## Directions
Which lines hold the word "color"? Copy each of them from the material.

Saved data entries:
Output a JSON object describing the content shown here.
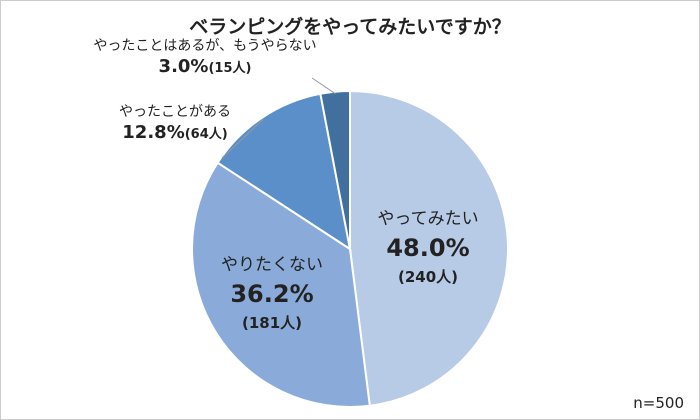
{
  "chart_data": {
    "type": "pie",
    "title": "ベランピングをやってみたいですか？",
    "note": "n=500",
    "slices": [
      {
        "label": "やってみたい",
        "percent": 48.0,
        "percent_label": "48.0%",
        "count_label": "(240人)",
        "color": "#b7cbe7"
      },
      {
        "label": "やりたくない",
        "percent": 36.2,
        "percent_label": "36.2%",
        "count_label": "(181人)",
        "color": "#8aabda"
      },
      {
        "label": "やったことがある",
        "percent": 12.8,
        "percent_label": "12.8%",
        "count_label": "(64人)",
        "color": "#5a8fc9"
      },
      {
        "label": "やったことはあるが、もうやらない",
        "percent": 3.0,
        "percent_label": "3.0%",
        "count_label": "(15人)",
        "color": "#41709f"
      }
    ]
  }
}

## Correct result
        "color": "#b7cbe7"
        "color": "#8aabda"
        "color": "#5a8fc9"
        "color": "#41709f"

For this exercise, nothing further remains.